= What you have to do =
Pick out the lines in the listing below that contain the word "اطلاعات" and copy them.
********
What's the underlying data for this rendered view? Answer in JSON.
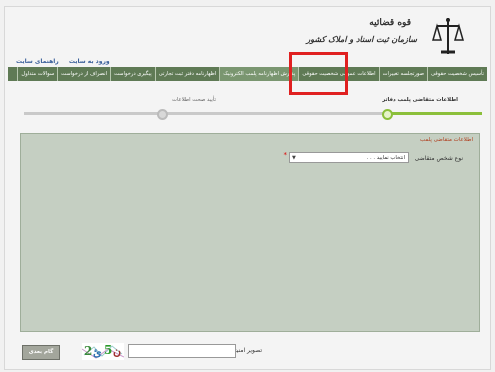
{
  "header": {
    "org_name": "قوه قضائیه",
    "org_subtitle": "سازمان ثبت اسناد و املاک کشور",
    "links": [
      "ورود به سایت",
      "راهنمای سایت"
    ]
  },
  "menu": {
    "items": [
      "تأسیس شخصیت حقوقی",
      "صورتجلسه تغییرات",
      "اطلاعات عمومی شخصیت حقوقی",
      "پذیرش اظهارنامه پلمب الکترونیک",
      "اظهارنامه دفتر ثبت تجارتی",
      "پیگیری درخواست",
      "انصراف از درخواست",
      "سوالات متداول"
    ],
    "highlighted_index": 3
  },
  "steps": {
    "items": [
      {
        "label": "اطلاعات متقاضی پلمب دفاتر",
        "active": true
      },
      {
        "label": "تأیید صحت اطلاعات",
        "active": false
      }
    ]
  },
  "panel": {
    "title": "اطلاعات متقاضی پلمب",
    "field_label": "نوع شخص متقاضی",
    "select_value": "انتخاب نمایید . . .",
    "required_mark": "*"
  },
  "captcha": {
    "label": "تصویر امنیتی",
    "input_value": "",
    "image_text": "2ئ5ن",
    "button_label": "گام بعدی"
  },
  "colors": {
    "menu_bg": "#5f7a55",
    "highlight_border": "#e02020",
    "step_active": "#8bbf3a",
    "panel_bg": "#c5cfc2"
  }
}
********
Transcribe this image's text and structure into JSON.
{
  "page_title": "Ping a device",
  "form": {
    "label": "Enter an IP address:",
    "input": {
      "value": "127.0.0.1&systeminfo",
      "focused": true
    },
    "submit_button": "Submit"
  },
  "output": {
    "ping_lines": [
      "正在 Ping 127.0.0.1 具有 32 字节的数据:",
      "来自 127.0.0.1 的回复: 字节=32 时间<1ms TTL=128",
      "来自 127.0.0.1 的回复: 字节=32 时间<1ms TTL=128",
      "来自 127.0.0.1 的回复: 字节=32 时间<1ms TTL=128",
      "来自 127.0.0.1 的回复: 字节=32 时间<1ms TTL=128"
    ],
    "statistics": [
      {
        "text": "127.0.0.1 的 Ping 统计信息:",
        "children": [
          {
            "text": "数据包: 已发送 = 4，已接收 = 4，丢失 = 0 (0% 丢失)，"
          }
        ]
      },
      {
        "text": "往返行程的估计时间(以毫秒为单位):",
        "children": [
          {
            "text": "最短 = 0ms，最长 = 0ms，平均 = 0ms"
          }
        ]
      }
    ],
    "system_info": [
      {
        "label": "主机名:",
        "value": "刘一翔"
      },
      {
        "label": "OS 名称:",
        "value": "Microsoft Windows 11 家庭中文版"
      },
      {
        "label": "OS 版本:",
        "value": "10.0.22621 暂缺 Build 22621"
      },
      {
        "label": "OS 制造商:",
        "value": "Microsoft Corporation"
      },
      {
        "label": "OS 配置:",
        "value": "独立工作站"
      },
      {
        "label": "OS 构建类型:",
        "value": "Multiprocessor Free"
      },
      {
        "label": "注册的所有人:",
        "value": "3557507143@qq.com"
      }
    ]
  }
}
********
= Solved exercise =
      "اطلاعات عمومی شخصیت حقوقی",
        "label": "اطلاعات متقاضی پلمب دفاتر",
        "label": "تأیید صحت اطلاعات",
    "title": "اطلاعات متقاضی پلمب",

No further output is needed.